* Exercise aim: Transcribe the listing word for word.

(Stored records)
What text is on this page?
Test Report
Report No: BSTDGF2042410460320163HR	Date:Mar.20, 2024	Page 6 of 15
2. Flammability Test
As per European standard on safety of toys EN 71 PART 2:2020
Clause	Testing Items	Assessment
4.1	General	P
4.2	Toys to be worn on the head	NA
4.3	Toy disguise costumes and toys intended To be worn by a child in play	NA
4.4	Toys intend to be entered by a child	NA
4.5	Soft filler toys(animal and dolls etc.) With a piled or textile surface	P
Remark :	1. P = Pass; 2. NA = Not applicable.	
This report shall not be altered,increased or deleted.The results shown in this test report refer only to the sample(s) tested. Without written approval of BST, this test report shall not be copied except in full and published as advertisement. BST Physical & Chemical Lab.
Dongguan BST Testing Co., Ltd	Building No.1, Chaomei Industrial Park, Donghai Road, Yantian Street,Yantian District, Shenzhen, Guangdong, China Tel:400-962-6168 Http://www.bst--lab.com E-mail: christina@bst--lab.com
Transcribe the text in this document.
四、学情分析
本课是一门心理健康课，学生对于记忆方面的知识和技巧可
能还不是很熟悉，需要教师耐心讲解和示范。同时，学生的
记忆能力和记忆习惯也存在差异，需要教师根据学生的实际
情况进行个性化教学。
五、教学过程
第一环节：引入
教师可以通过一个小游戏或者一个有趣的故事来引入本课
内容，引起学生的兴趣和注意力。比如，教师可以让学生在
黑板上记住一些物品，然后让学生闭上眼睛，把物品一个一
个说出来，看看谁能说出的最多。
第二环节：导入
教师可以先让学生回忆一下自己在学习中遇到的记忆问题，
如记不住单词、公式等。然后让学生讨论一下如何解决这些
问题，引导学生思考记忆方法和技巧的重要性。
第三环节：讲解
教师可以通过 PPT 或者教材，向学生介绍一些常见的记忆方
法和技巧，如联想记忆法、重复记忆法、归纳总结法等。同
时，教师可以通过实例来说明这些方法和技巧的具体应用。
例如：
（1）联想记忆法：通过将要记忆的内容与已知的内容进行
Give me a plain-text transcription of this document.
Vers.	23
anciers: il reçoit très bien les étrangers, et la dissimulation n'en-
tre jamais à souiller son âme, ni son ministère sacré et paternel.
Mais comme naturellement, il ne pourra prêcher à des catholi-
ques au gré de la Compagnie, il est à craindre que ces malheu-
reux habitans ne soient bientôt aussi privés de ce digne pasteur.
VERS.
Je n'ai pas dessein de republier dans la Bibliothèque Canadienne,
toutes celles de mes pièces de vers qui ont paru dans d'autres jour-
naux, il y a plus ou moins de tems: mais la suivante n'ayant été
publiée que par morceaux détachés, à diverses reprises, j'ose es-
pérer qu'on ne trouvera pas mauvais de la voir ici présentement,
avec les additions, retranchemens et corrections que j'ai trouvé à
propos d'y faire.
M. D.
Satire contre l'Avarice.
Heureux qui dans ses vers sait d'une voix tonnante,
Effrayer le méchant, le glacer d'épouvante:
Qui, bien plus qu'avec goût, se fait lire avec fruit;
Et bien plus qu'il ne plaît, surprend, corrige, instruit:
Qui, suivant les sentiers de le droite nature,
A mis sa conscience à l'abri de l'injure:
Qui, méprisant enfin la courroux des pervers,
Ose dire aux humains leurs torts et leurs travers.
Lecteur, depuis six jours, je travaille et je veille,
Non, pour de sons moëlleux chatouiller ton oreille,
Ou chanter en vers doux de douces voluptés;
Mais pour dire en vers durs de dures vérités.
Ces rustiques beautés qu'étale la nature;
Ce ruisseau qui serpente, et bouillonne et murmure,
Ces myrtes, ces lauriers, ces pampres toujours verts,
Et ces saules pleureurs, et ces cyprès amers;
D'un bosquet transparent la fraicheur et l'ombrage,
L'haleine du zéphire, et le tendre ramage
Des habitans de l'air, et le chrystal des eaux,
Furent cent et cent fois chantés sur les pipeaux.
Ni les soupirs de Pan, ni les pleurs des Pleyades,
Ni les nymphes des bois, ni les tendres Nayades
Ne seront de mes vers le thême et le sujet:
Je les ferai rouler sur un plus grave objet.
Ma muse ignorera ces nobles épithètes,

* Exercise output:
What text is on this page?
Test Report
Report No: BSTDGF2042410460320163HR	Date:Mar.20, 2024	Page 6 of 15
2. Flammability Test
As per European standard on safety of toys EN 71 PART 2:2020
Clause	Testing Items	Assessment
4.1	General	P
4.2	Toys to be worn on the head	NA
4.3	Toy disguise costumes and toys intended To be worn by a child in play	NA
4.4	Toys intend to be entered by a child	NA
4.5	Soft filler toys(animal and dolls etc.) With a piled or textile surface	P
Remark :	1. P = Pass; 2. NA = Not applicable.	
This report shall not be altered,increased or deleted.The results shown in this test report refer only to the sample(s) tested. Without written approval of BST, this test report shall not be copied except in full and published as advertisement. BST Physical & Chemical Lab.
Dongguan BST Testing Co., Ltd	Building No.1, Chaomei Industrial Park, Donghai Road, Yantian Street,Yantian District, Shenzhen, Guangdong, China Tel:400-962-6168 Http://www.bst--lab.com E-mail: christina@bst--lab.com
Transcribe the text in this document.
四、学情分析
本课是一门心理健康课，学生对于记忆方面的知识和技巧可
能还不是很熟悉，需要教师耐心讲解和示范。同时，学生的
记忆能力和记忆习惯也存在差异，需要教师根据学生的实际
情况进行个性化教学。
五、教学过程
第一环节：引入
教师可以通过一个小游戏或者一个有趣的故事来引入本课
内容，引起学生的兴趣和注意力。比如，教师可以让学生在
黑板上记住一些物品，然后让学生闭上眼睛，把物品一个一
个说出来，看看谁能说出的最多。
第二环节：导入
教师可以先让学生回忆一下自己在学习中遇到的记忆问题，
如记不住单词、公式等。然后让学生讨论一下如何解决这些
问题，引导学生思考记忆方法和技巧的重要性。
第三环节：讲解
教师可以通过 PPT 或者教材，向学生介绍一些常见的记忆方
法和技巧，如联想记忆法、重复记忆法、归纳总结法等。同
时，教师可以通过实例来说明这些方法和技巧的具体应用。
例如：
（1）联想记忆法：通过将要记忆的内容与已知的内容进行
Give me a plain-text transcription of this document.
Vers.	23
anciers: il reçoit très bien les étrangers, et la dissimulation n'en-
tre jamais à souiller son âme, ni son ministère sacré et paternel.
Mais comme naturellement, il ne pourra prêcher à des catholi-
ques au gré de la Compagnie, il est à craindre que ces malheu-
reux habitans ne soient bientôt aussi privés de ce digne pasteur.
VERS.
Je n'ai pas dessein de republier dans la Bibliothèque Canadienne,
toutes celles de mes pièces de vers qui ont paru dans d'autres jour-
naux, il y a plus ou moins de tems: mais la suivante n'ayant été
publiée que par morceaux détachés, à diverses reprises, j'ose es-
pérer qu'on ne trouvera pas mauvais de la voir ici présentement,
avec les additions, retranchemens et corrections que j'ai trouvé à
propos d'y faire.
M. D.
Satire contre l'Avarice.
Heureux qui dans ses vers sait d'une voix tonnante,
Effrayer le méchant, le glacer d'épouvante:
Qui, bien plus qu'avec goût, se fait lire avec fruit;
Et bien plus qu'il ne plaît, surprend, corrige, instruit:
Qui, suivant les sentiers de le droite nature,
A mis sa conscience à l'abri de l'injure:
Qui, méprisant enfin la courroux des pervers,
Ose dire aux humains leurs torts et leurs travers.
Lecteur, depuis six jours, je travaille et je veille,
Non, pour de sons moëlleux chatouiller ton oreille,
Ou chanter en vers doux de douces voluptés;
Mais pour dire en vers durs de dures vérités.
Ces rustiques beautés qu'étale la nature;
Ce ruisseau qui serpente, et bouillonne et murmure,
Ces myrtes, ces lauriers, ces pampres toujours verts,
Et ces saules pleureurs, et ces cyprès amers;
D'un bosquet transparent la fraicheur et l'ombrage,
L'haleine du zéphire, et le tendre ramage
Des habitans de l'air, et le chrystal des eaux,
Furent cent et cent fois chantés sur les pipeaux.
Ni les soupirs de Pan, ni les pleurs des Pleyades,
Ni les nymphes des bois, ni les tendres Nayades
Ne seront de mes vers le thême et le sujet:
Je les ferai rouler sur un plus grave objet.
Ma muse ignorera ces nobles épithètes,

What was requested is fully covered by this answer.